# Entries provided
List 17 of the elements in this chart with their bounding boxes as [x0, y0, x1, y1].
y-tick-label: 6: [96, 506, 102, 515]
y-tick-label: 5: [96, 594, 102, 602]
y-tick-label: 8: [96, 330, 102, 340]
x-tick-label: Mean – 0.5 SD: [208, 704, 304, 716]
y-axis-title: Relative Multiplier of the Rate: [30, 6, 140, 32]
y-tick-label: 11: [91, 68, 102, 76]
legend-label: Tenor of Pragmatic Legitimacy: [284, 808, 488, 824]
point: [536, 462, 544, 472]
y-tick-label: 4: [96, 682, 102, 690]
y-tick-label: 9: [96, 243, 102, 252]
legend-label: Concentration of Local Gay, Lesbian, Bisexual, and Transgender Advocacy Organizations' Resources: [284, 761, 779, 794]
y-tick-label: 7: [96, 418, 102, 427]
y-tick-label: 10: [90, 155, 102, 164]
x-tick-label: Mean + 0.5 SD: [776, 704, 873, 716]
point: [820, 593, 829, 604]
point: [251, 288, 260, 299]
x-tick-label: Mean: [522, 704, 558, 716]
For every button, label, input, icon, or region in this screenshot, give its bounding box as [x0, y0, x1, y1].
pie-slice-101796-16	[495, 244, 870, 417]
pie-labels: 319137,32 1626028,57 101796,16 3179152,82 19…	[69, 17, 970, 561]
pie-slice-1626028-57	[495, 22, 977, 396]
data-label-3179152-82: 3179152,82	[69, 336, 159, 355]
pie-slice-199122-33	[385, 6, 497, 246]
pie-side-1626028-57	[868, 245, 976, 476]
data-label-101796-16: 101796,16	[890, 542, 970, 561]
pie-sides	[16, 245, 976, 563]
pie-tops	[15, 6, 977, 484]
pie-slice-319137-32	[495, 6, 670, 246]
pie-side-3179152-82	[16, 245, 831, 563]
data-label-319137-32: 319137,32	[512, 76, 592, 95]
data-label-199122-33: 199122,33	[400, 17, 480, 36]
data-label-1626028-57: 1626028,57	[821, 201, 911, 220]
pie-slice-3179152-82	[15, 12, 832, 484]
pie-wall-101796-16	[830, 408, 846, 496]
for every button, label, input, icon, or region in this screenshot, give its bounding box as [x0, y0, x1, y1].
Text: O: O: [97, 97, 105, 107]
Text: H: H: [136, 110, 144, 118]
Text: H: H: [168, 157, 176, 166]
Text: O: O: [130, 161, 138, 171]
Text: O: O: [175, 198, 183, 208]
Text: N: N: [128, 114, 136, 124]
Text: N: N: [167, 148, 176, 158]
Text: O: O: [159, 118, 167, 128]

# Task requirements
Convert every line of the entries above into a Markdown table with the columns Row and Line, numbering each row and leaving out blank lines.

# Task response
| Row | Line |
|---|---|
| 1 | List 17 of the elements in this chart with their bounding boxes as [x0, y0, x1, y1]. |
| 2 | y-tick-label: 6: [96, 506, 102, 515] |
| 3 | y-tick-label: 5: [96, 594, 102, 602] |
| 4 | y-tick-label: 8: [96, 330, 102, 340] |
| 5 | x-tick-label: Mean – 0.5 SD: [208, 704, 304, 716] |
| 6 | y-axis-title: Relative Multiplier of the Rate: [30, 6, 140, 32] |
| 7 | y-tick-label: 11: [91, 68, 102, 76] |
| 8 | legend-label: Tenor of Pragmatic Legitimacy: [284, 808, 488, 824] |
| 9 | point: [536, 462, 544, 472] |
| 10 | y-tick-label: 4: [96, 682, 102, 690] |
| 11 | y-tick-label: 9: [96, 243, 102, 252] |
| 12 | legend-label: Concentration of Local Gay, Lesbian, Bisexual, and Transgender Advocacy Organizations' Resources: [284, 761, 779, 794] |
| 13 | y-tick-label: 7: [96, 418, 102, 427] |
| 14 | y-tick-label: 10: [90, 155, 102, 164] |
| 15 | x-tick-label: Mean + 0.5 SD: [776, 704, 873, 716] |
| 16 | point: [820, 593, 829, 604] |
| 17 | point: [251, 288, 260, 299] |
| 18 | x-tick-label: Mean: [522, 704, 558, 716] |
| 19 | For every button, label, input, icon, or region in this screenshot, give its bounding box as [x0, y0, x1, y1]. |
| 20 | pie-slice-101796-16	[495, 244, 870, 417] |
| 21 | pie-labels: 319137,32 1626028,57 101796,16 3179152,82 19…	[69, 17, 970, 561] |
| 22 | pie-slice-1626028-57	[495, 22, 977, 396] |
| 23 | data-label-3179152-82: 3179152,82	[69, 336, 159, 355] |
| 24 | pie-slice-199122-33	[385, 6, 497, 246] |
| 25 | pie-side-1626028-57	[868, 245, 976, 476] |
| 26 | data-label-101796-16: 101796,16	[890, 542, 970, 561] |
| 27 | pie-sides	[16, 245, 976, 563] |
| 28 | pie-tops	[15, 6, 977, 484] |
| 29 | pie-slice-319137-32	[495, 6, 670, 246] |
| 30 | pie-side-3179152-82	[16, 245, 831, 563] |
| 31 | data-label-319137-32: 319137,32	[512, 76, 592, 95] |
| 32 | data-label-199122-33: 199122,33	[400, 17, 480, 36] |
| 33 | data-label-1626028-57: 1626028,57	[821, 201, 911, 220] |
| 34 | pie-slice-3179152-82	[15, 12, 832, 484] |
| 35 | pie-wall-101796-16	[830, 408, 846, 496] |
| 36 | for every button, label, input, icon, or region in this screenshot, give its bounding box as [x0, y0, x1, y1]. |
| 37 | Text: O: O: [97, 97, 105, 107] |
| 38 | Text: H: H: [136, 110, 144, 118] |
| 39 | Text: H: H: [168, 157, 176, 166] |
| 40 | Text: O: O: [130, 161, 138, 171] |
| 41 | Text: O: O: [175, 198, 183, 208] |
| 42 | Text: N: N: [128, 114, 136, 124] |
| 43 | Text: N: N: [167, 148, 176, 158] |
| 44 | Text: O: O: [159, 118, 167, 128] |